■ What the exercise asks:
Give the count of lines in the data that include the string "price", with no added remarks.

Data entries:
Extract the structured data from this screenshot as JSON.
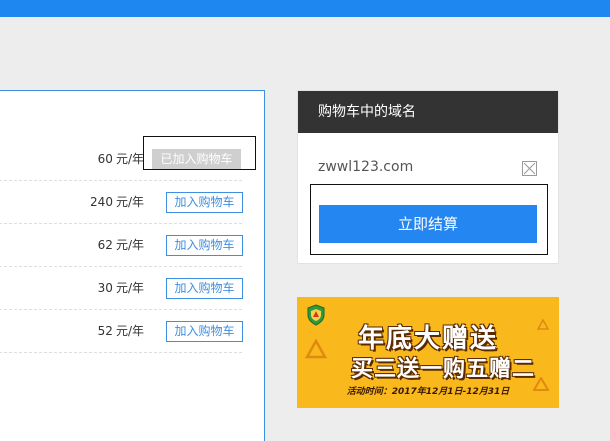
{
  "domain_list": {
    "rows": [
      {
        "price": "60",
        "unit": "元/年",
        "button": "已加入购物车",
        "added": true
      },
      {
        "price": "240",
        "unit": "元/年",
        "button": "加入购物车",
        "added": false
      },
      {
        "price": "62",
        "unit": "元/年",
        "button": "加入购物车",
        "added": false
      },
      {
        "price": "30",
        "unit": "元/年",
        "button": "加入购物车",
        "added": false
      },
      {
        "price": "52",
        "unit": "元/年",
        "button": "加入购物车",
        "added": false
      }
    ]
  },
  "cart": {
    "title": "购物车中的域名",
    "items": [
      {
        "domain": "zwwl123.com"
      }
    ],
    "checkout_label": "立即结算"
  },
  "banner": {
    "line1": "年底大赠送",
    "line2": "买三送一购五赠二",
    "date_text": "活动时间：2017年12月1日-12月31日"
  },
  "colors": {
    "accent": "#2486f0",
    "top_bar": "#1e88f0",
    "banner_bg": "#f9b81c"
  }
}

■ Response to this task:
5